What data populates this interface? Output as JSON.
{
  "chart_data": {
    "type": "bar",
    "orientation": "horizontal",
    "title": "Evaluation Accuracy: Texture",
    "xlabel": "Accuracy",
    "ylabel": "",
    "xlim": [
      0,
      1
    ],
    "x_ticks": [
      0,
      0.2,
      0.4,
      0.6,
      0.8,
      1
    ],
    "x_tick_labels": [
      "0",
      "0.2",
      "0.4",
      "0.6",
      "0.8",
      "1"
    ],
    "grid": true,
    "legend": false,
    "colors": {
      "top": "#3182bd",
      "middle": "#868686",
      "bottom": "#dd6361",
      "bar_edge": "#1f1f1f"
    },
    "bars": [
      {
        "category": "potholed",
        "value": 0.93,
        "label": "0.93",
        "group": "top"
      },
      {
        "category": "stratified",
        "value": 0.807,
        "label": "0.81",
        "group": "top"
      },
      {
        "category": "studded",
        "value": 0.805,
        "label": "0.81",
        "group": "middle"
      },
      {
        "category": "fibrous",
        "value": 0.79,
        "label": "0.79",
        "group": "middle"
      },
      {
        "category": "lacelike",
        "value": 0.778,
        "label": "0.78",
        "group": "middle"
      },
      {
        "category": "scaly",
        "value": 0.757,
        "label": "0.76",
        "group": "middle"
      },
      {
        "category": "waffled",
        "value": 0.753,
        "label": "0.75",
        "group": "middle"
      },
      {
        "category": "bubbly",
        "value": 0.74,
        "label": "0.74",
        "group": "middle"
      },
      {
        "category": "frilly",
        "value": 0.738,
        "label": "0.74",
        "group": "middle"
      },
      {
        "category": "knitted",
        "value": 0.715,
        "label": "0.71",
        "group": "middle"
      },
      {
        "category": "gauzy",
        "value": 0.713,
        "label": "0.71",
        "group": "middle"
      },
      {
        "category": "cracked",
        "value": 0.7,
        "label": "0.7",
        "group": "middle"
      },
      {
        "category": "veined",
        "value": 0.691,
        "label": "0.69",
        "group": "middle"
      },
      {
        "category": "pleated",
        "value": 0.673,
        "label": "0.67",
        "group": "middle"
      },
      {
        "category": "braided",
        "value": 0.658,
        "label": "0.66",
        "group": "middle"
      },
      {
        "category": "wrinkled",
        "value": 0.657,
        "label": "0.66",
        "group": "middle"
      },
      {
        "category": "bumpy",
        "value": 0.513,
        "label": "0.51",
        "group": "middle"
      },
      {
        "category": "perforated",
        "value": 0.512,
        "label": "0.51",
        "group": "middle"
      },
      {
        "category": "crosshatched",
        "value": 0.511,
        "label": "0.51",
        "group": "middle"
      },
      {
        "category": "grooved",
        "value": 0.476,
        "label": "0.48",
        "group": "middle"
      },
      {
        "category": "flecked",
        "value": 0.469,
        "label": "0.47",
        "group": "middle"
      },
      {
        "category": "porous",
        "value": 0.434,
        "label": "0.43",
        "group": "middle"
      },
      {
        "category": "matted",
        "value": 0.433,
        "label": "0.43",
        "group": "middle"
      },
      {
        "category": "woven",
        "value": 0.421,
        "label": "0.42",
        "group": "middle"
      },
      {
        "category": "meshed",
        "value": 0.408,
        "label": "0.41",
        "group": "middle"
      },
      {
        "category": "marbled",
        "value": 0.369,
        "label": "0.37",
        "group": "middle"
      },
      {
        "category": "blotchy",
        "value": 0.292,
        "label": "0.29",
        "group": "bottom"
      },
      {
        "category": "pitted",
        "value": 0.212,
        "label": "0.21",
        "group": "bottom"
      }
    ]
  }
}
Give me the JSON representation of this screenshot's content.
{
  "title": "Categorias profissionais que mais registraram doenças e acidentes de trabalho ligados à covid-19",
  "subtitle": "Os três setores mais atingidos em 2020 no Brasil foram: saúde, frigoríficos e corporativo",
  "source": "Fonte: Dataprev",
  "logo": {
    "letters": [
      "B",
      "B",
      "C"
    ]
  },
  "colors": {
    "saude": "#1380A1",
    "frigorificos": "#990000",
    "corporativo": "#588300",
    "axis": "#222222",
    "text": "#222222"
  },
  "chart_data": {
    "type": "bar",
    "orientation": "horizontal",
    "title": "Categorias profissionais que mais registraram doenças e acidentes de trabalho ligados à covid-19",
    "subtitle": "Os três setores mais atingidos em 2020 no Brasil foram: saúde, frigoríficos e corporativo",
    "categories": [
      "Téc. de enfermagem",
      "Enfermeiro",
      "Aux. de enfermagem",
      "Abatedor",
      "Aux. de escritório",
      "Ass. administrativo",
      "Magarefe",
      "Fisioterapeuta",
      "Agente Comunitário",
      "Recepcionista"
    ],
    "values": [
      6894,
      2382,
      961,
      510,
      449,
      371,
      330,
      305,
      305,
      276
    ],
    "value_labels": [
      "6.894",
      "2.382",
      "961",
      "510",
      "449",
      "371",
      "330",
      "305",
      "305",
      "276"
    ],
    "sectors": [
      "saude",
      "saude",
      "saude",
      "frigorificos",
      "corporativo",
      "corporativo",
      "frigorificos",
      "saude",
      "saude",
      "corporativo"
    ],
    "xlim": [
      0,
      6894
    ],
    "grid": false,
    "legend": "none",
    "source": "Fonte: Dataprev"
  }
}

_ _ _ _ _

Exercise requirements:
Return all of the data precisely as it appears.

Solution to this problem:
What data populates this interface? Output as JSON.
{
  "chart_data": {
    "type": "bar",
    "orientation": "horizontal",
    "title": "Evaluation Accuracy: Texture",
    "xlabel": "Accuracy",
    "ylabel": "",
    "xlim": [
      0,
      1
    ],
    "x_ticks": [
      0,
      0.2,
      0.4,
      0.6,
      0.8,
      1
    ],
    "x_tick_labels": [
      "0",
      "0.2",
      "0.4",
      "0.6",
      "0.8",
      "1"
    ],
    "grid": true,
    "legend": false,
    "colors": {
      "top": "#3182bd",
      "middle": "#868686",
      "bottom": "#dd6361",
      "bar_edge": "#1f1f1f"
    },
    "bars": [
      {
        "category": "potholed",
        "value": 0.93,
        "label": "0.93",
        "group": "top"
      },
      {
        "category": "stratified",
        "value": 0.807,
        "label": "0.81",
        "group": "top"
      },
      {
        "category": "studded",
        "value": 0.805,
        "label": "0.81",
        "group": "middle"
      },
      {
        "category": "fibrous",
        "value": 0.79,
        "label": "0.79",
        "group": "middle"
      },
      {
        "category": "lacelike",
        "value": 0.778,
        "label": "0.78",
        "group": "middle"
      },
      {
        "category": "scaly",
        "value": 0.757,
        "label": "0.76",
        "group": "middle"
      },
      {
        "category": "waffled",
        "value": 0.753,
        "label": "0.75",
        "group": "middle"
      },
      {
        "category": "bubbly",
        "value": 0.74,
        "label": "0.74",
        "group": "middle"
      },
      {
        "category": "frilly",
        "value": 0.738,
        "label": "0.74",
        "group": "middle"
      },
      {
        "category": "knitted",
        "value": 0.715,
        "label": "0.71",
        "group": "middle"
      },
      {
        "category": "gauzy",
        "value": 0.713,
        "label": "0.71",
        "group": "middle"
      },
      {
        "category": "cracked",
        "value": 0.7,
        "label": "0.7",
        "group": "middle"
      },
      {
        "category": "veined",
        "value": 0.691,
        "label": "0.69",
        "group": "middle"
      },
      {
        "category": "pleated",
        "value": 0.673,
        "label": "0.67",
        "group": "middle"
      },
      {
        "category": "braided",
        "value": 0.658,
        "label": "0.66",
        "group": "middle"
      },
      {
        "category": "wrinkled",
        "value": 0.657,
        "label": "0.66",
        "group": "middle"
      },
      {
        "category": "bumpy",
        "value": 0.513,
        "label": "0.51",
        "group": "middle"
      },
      {
        "category": "perforated",
        "value": 0.512,
        "label": "0.51",
        "group": "middle"
      },
      {
        "category": "crosshatched",
        "value": 0.511,
        "label": "0.51",
        "group": "middle"
      },
      {
        "category": "grooved",
        "value": 0.476,
        "label": "0.48",
        "group": "middle"
      },
      {
        "category": "flecked",
        "value": 0.469,
        "label": "0.47",
        "group": "middle"
      },
      {
        "category": "porous",
        "value": 0.434,
        "label": "0.43",
        "group": "middle"
      },
      {
        "category": "matted",
        "value": 0.433,
        "label": "0.43",
        "group": "middle"
      },
      {
        "category": "woven",
        "value": 0.421,
        "label": "0.42",
        "group": "middle"
      },
      {
        "category": "meshed",
        "value": 0.408,
        "label": "0.41",
        "group": "middle"
      },
      {
        "category": "marbled",
        "value": 0.369,
        "label": "0.37",
        "group": "middle"
      },
      {
        "category": "blotchy",
        "value": 0.292,
        "label": "0.29",
        "group": "bottom"
      },
      {
        "category": "pitted",
        "value": 0.212,
        "label": "0.21",
        "group": "bottom"
      }
    ]
  }
}
Give me the JSON representation of this screenshot's content.
{
  "title": "Categorias profissionais que mais registraram doenças e acidentes de trabalho ligados à covid-19",
  "subtitle": "Os três setores mais atingidos em 2020 no Brasil foram: saúde, frigoríficos e corporativo",
  "source": "Fonte: Dataprev",
  "logo": {
    "letters": [
      "B",
      "B",
      "C"
    ]
  },
  "colors": {
    "saude": "#1380A1",
    "frigorificos": "#990000",
    "corporativo": "#588300",
    "axis": "#222222",
    "text": "#222222"
  },
  "chart_data": {
    "type": "bar",
    "orientation": "horizontal",
    "title": "Categorias profissionais que mais registraram doenças e acidentes de trabalho ligados à covid-19",
    "subtitle": "Os três setores mais atingidos em 2020 no Brasil foram: saúde, frigoríficos e corporativo",
    "categories": [
      "Téc. de enfermagem",
      "Enfermeiro",
      "Aux. de enfermagem",
      "Abatedor",
      "Aux. de escritório",
      "Ass. administrativo",
      "Magarefe",
      "Fisioterapeuta",
      "Agente Comunitário",
      "Recepcionista"
    ],
    "values": [
      6894,
      2382,
      961,
      510,
      449,
      371,
      330,
      305,
      305,
      276
    ],
    "value_labels": [
      "6.894",
      "2.382",
      "961",
      "510",
      "449",
      "371",
      "330",
      "305",
      "305",
      "276"
    ],
    "sectors": [
      "saude",
      "saude",
      "saude",
      "frigorificos",
      "corporativo",
      "corporativo",
      "frigorificos",
      "saude",
      "saude",
      "corporativo"
    ],
    "xlim": [
      0,
      6894
    ],
    "grid": false,
    "legend": "none",
    "source": "Fonte: Dataprev"
  }
}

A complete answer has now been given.